AIM OF THE TASK. Transcribe the records below exactly as they appear.

MATERIAL PROVIDED.

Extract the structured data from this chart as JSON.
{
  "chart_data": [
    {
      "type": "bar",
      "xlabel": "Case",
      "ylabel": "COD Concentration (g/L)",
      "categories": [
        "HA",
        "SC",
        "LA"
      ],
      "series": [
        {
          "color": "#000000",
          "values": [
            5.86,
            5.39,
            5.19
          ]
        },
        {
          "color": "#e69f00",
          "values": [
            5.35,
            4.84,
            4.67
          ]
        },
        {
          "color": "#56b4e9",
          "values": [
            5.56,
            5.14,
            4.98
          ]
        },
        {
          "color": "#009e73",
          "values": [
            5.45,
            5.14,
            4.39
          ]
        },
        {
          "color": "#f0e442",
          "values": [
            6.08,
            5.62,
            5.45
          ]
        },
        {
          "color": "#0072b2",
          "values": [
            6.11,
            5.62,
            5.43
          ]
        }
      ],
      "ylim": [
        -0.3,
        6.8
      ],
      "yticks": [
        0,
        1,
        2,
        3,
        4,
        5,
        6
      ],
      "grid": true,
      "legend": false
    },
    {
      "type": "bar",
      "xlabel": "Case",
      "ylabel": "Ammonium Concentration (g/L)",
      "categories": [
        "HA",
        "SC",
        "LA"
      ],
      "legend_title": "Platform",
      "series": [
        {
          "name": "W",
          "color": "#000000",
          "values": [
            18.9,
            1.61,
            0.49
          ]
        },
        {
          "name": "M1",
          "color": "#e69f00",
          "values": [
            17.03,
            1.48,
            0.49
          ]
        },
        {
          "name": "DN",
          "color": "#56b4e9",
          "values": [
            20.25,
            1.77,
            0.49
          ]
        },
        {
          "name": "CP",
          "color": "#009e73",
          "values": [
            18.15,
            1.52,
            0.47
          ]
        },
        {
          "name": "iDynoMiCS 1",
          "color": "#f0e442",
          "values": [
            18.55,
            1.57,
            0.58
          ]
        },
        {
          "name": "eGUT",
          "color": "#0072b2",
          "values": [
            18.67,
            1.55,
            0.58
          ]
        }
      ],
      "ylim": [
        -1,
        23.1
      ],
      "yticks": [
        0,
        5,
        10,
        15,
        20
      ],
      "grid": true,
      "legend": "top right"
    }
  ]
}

THE RESPONSE.
Extract the structured data from this chart as JSON.
{
  "chart_data": [
    {
      "type": "bar",
      "xlabel": "Case",
      "ylabel": "COD Concentration (g/L)",
      "categories": [
        "HA",
        "SC",
        "LA"
      ],
      "series": [
        {
          "color": "#000000",
          "values": [
            5.86,
            5.39,
            5.19
          ]
        },
        {
          "color": "#e69f00",
          "values": [
            5.35,
            4.84,
            4.67
          ]
        },
        {
          "color": "#56b4e9",
          "values": [
            5.56,
            5.14,
            4.98
          ]
        },
        {
          "color": "#009e73",
          "values": [
            5.45,
            5.14,
            4.39
          ]
        },
        {
          "color": "#f0e442",
          "values": [
            6.08,
            5.62,
            5.45
          ]
        },
        {
          "color": "#0072b2",
          "values": [
            6.11,
            5.62,
            5.43
          ]
        }
      ],
      "ylim": [
        -0.3,
        6.8
      ],
      "yticks": [
        0,
        1,
        2,
        3,
        4,
        5,
        6
      ],
      "grid": true,
      "legend": false
    },
    {
      "type": "bar",
      "xlabel": "Case",
      "ylabel": "Ammonium Concentration (g/L)",
      "categories": [
        "HA",
        "SC",
        "LA"
      ],
      "legend_title": "Platform",
      "series": [
        {
          "name": "W",
          "color": "#000000",
          "values": [
            18.9,
            1.61,
            0.49
          ]
        },
        {
          "name": "M1",
          "color": "#e69f00",
          "values": [
            17.03,
            1.48,
            0.49
          ]
        },
        {
          "name": "DN",
          "color": "#56b4e9",
          "values": [
            20.25,
            1.77,
            0.49
          ]
        },
        {
          "name": "CP",
          "color": "#009e73",
          "values": [
            18.15,
            1.52,
            0.47
          ]
        },
        {
          "name": "iDynoMiCS 1",
          "color": "#f0e442",
          "values": [
            18.55,
            1.57,
            0.58
          ]
        },
        {
          "name": "eGUT",
          "color": "#0072b2",
          "values": [
            18.67,
            1.55,
            0.58
          ]
        }
      ],
      "ylim": [
        -1,
        23.1
      ],
      "yticks": [
        0,
        5,
        10,
        15,
        20
      ],
      "grid": true,
      "legend": "top right"
    }
  ]
}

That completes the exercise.